Source records ▸
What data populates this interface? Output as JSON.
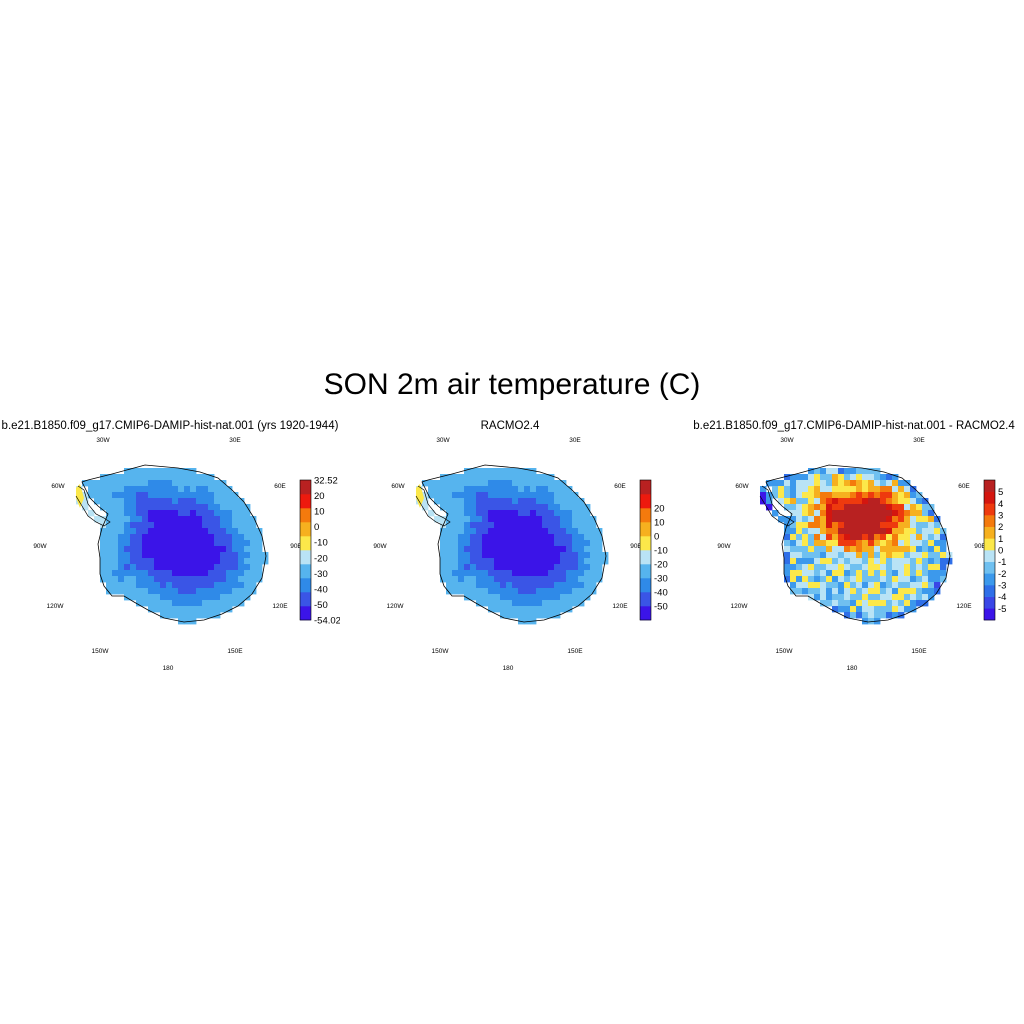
{
  "title": "SON 2m air temperature (C)",
  "lon_labels": [
    "30W",
    "30E",
    "60W",
    "60E",
    "90W",
    "90E",
    "120W",
    "120E",
    "150W",
    "150E",
    "180"
  ],
  "panels": [
    {
      "id": "model",
      "title": "b.e21.B1850.f09_g17.CMIP6-DAMIP-hist-nat.001 (yrs 1920-1944)",
      "colorbar": {
        "colors": [
          "#3b14e8",
          "#3a55e6",
          "#2f8ae8",
          "#56b4ee",
          "#b9e3f5",
          "#fce84a",
          "#f6b01f",
          "#f47a0d",
          "#ee1a0e",
          "#b82121"
        ],
        "labels": [
          "-54.02",
          "-50",
          "-40",
          "-30",
          "-20",
          "-10",
          "0",
          "10",
          "20",
          "32.52"
        ]
      },
      "field": "model"
    },
    {
      "id": "racmo",
      "title": "RACMO2.4",
      "colorbar": {
        "colors": [
          "#3b14e8",
          "#3a55e6",
          "#2f8ae8",
          "#56b4ee",
          "#b9e3f5",
          "#fce84a",
          "#f6b01f",
          "#f47a0d",
          "#ee1a0e",
          "#b82121"
        ],
        "labels": [
          "-50",
          "-40",
          "-30",
          "-20",
          "-10",
          "0",
          "10",
          "20"
        ]
      },
      "field": "racmo"
    },
    {
      "id": "difference",
      "title": "b.e21.B1850.f09_g17.CMIP6-DAMIP-hist-nat.001 - RACMO2.4",
      "colorbar": {
        "colors": [
          "#3b14e8",
          "#3a47e6",
          "#2f6fe8",
          "#3c99ec",
          "#6fc0f0",
          "#b9e3f5",
          "#fce84a",
          "#f6b01f",
          "#f47a0d",
          "#ee3a0e",
          "#d4160f",
          "#b82121"
        ],
        "labels": [
          "-5",
          "-4",
          "-3",
          "-2",
          "-1",
          "0",
          "1",
          "2",
          "3",
          "4",
          "5"
        ]
      },
      "field": "difference"
    }
  ]
}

Required work ▸
Pictures stay out; reproduce every line of the records exactly.

Answer to this task ▸
What data populates this interface? Output as JSON.
{
  "title": "SON 2m air temperature (C)",
  "lon_labels": [
    "30W",
    "30E",
    "60W",
    "60E",
    "90W",
    "90E",
    "120W",
    "120E",
    "150W",
    "150E",
    "180"
  ],
  "panels": [
    {
      "id": "model",
      "title": "b.e21.B1850.f09_g17.CMIP6-DAMIP-hist-nat.001 (yrs 1920-1944)",
      "colorbar": {
        "colors": [
          "#3b14e8",
          "#3a55e6",
          "#2f8ae8",
          "#56b4ee",
          "#b9e3f5",
          "#fce84a",
          "#f6b01f",
          "#f47a0d",
          "#ee1a0e",
          "#b82121"
        ],
        "labels": [
          "-54.02",
          "-50",
          "-40",
          "-30",
          "-20",
          "-10",
          "0",
          "10",
          "20",
          "32.52"
        ]
      },
      "field": "model"
    },
    {
      "id": "racmo",
      "title": "RACMO2.4",
      "colorbar": {
        "colors": [
          "#3b14e8",
          "#3a55e6",
          "#2f8ae8",
          "#56b4ee",
          "#b9e3f5",
          "#fce84a",
          "#f6b01f",
          "#f47a0d",
          "#ee1a0e",
          "#b82121"
        ],
        "labels": [
          "-50",
          "-40",
          "-30",
          "-20",
          "-10",
          "0",
          "10",
          "20"
        ]
      },
      "field": "racmo"
    },
    {
      "id": "difference",
      "title": "b.e21.B1850.f09_g17.CMIP6-DAMIP-hist-nat.001 - RACMO2.4",
      "colorbar": {
        "colors": [
          "#3b14e8",
          "#3a47e6",
          "#2f6fe8",
          "#3c99ec",
          "#6fc0f0",
          "#b9e3f5",
          "#fce84a",
          "#f6b01f",
          "#f47a0d",
          "#ee3a0e",
          "#d4160f",
          "#b82121"
        ],
        "labels": [
          "-5",
          "-4",
          "-3",
          "-2",
          "-1",
          "0",
          "1",
          "2",
          "3",
          "4",
          "5"
        ]
      },
      "field": "difference"
    }
  ]
}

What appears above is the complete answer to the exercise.